Copy the data precisely, keeping every character.

— begin Dataset content —

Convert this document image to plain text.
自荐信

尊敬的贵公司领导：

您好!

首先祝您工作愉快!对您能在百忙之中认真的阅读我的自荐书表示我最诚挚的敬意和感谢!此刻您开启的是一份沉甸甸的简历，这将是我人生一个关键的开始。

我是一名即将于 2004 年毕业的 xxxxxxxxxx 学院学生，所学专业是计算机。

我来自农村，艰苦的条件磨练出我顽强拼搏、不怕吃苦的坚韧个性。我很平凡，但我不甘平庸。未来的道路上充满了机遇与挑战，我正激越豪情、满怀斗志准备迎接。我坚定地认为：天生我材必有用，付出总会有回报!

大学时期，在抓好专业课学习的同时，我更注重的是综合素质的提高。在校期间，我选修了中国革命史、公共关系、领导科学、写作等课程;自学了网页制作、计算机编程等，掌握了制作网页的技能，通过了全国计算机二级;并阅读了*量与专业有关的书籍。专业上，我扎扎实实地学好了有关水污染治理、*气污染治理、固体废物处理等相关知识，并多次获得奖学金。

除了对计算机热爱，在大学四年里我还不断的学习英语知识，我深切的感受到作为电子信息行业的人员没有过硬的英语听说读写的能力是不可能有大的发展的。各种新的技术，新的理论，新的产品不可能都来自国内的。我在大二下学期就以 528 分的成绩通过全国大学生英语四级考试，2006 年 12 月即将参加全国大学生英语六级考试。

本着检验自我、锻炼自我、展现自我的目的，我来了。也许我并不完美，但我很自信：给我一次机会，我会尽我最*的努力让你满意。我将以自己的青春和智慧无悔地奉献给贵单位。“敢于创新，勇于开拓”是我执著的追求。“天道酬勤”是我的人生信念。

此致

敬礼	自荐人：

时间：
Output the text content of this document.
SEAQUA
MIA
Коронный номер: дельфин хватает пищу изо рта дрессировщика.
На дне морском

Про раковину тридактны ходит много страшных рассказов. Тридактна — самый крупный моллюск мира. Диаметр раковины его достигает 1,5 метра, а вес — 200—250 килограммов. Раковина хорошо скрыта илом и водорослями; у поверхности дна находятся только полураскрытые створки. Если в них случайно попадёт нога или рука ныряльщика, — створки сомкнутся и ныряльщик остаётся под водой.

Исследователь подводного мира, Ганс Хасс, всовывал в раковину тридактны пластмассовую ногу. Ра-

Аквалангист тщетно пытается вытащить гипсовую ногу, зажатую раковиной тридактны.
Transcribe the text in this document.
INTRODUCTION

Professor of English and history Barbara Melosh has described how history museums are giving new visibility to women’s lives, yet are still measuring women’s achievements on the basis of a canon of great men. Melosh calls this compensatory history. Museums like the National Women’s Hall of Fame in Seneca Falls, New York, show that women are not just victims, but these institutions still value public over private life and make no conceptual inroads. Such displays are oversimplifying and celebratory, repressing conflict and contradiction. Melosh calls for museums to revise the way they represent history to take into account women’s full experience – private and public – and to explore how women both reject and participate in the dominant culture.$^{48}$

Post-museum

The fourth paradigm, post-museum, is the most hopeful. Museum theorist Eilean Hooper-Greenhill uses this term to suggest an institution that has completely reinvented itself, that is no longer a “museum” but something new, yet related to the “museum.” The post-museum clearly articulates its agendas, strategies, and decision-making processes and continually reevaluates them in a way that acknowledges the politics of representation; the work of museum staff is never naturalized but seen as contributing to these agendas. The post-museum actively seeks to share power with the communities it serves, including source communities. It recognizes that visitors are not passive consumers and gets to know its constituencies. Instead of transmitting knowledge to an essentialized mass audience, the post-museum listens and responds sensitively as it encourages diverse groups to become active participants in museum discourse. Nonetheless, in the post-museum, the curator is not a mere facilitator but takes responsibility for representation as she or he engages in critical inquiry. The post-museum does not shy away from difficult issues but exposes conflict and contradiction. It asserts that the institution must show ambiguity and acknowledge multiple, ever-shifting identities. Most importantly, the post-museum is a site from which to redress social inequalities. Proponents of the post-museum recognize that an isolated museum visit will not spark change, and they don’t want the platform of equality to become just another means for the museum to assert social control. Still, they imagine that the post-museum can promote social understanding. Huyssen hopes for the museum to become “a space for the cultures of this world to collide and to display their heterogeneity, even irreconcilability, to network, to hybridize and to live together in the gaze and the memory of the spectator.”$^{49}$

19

— end Dataset content —

» **Output of the exercise**:
Convert this document image to plain text.
自荐信

尊敬的贵公司领导：

您好!

首先祝您工作愉快!对您能在百忙之中认真的阅读我的自荐书表示我最诚挚的敬意和感谢!此刻您开启的是一份沉甸甸的简历，这将是我人生一个关键的开始。

我是一名即将于 2004 年毕业的 xxxxxxxxxx 学院学生，所学专业是计算机。

我来自农村，艰苦的条件磨练出我顽强拼搏、不怕吃苦的坚韧个性。我很平凡，但我不甘平庸。未来的道路上充满了机遇与挑战，我正激越豪情、满怀斗志准备迎接。我坚定地认为：天生我材必有用，付出总会有回报!

大学时期，在抓好专业课学习的同时，我更注重的是综合素质的提高。在校期间，我选修了中国革命史、公共关系、领导科学、写作等课程;自学了网页制作、计算机编程等，掌握了制作网页的技能，通过了全国计算机二级;并阅读了*量与专业有关的书籍。专业上，我扎扎实实地学好了有关水污染治理、*气污染治理、固体废物处理等相关知识，并多次获得奖学金。

除了对计算机热爱，在大学四年里我还不断的学习英语知识，我深切的感受到作为电子信息行业的人员没有过硬的英语听说读写的能力是不可能有大的发展的。各种新的技术，新的理论，新的产品不可能都来自国内的。我在大二下学期就以 528 分的成绩通过全国大学生英语四级考试，2006 年 12 月即将参加全国大学生英语六级考试。

本着检验自我、锻炼自我、展现自我的目的，我来了。也许我并不完美，但我很自信：给我一次机会，我会尽我最*的努力让你满意。我将以自己的青春和智慧无悔地奉献给贵单位。“敢于创新，勇于开拓”是我执著的追求。“天道酬勤”是我的人生信念。

此致

敬礼	自荐人：

时间：
Output the text content of this document.
SEAQUA
MIA
Коронный номер: дельфин хватает пищу изо рта дрессировщика.
На дне морском

Про раковину тридактны ходит много страшных рассказов. Тридактна — самый крупный моллюск мира. Диаметр раковины его достигает 1,5 метра, а вес — 200—250 килограммов. Раковина хорошо скрыта илом и водорослями; у поверхности дна находятся только полураскрытые створки. Если в них случайно попадёт нога или рука ныряльщика, — створки сомкнутся и ныряльщик остаётся под водой.

Исследователь подводного мира, Ганс Хасс, всовывал в раковину тридактны пластмассовую ногу. Ра-

Аквалангист тщетно пытается вытащить гипсовую ногу, зажатую раковиной тридактны.
Transcribe the text in this document.
INTRODUCTION

Professor of English and history Barbara Melosh has described how history museums are giving new visibility to women’s lives, yet are still measuring women’s achievements on the basis of a canon of great men. Melosh calls this compensatory history. Museums like the National Women’s Hall of Fame in Seneca Falls, New York, show that women are not just victims, but these institutions still value public over private life and make no conceptual inroads. Such displays are oversimplifying and celebratory, repressing conflict and contradiction. Melosh calls for museums to revise the way they represent history to take into account women’s full experience – private and public – and to explore how women both reject and participate in the dominant culture.$^{48}$

Post-museum

The fourth paradigm, post-museum, is the most hopeful. Museum theorist Eilean Hooper-Greenhill uses this term to suggest an institution that has completely reinvented itself, that is no longer a “museum” but something new, yet related to the “museum.” The post-museum clearly articulates its agendas, strategies, and decision-making processes and continually reevaluates them in a way that acknowledges the politics of representation; the work of museum staff is never naturalized but seen as contributing to these agendas. The post-museum actively seeks to share power with the communities it serves, including source communities. It recognizes that visitors are not passive consumers and gets to know its constituencies. Instead of transmitting knowledge to an essentialized mass audience, the post-museum listens and responds sensitively as it encourages diverse groups to become active participants in museum discourse. Nonetheless, in the post-museum, the curator is not a mere facilitator but takes responsibility for representation as she or he engages in critical inquiry. The post-museum does not shy away from difficult issues but exposes conflict and contradiction. It asserts that the institution must show ambiguity and acknowledge multiple, ever-shifting identities. Most importantly, the post-museum is a site from which to redress social inequalities. Proponents of the post-museum recognize that an isolated museum visit will not spark change, and they don’t want the platform of equality to become just another means for the museum to assert social control. Still, they imagine that the post-museum can promote social understanding. Huyssen hopes for the museum to become “a space for the cultures of this world to collide and to display their heterogeneity, even irreconcilability, to network, to hybridize and to live together in the gaze and the memory of the spectator.”$^{49}$

19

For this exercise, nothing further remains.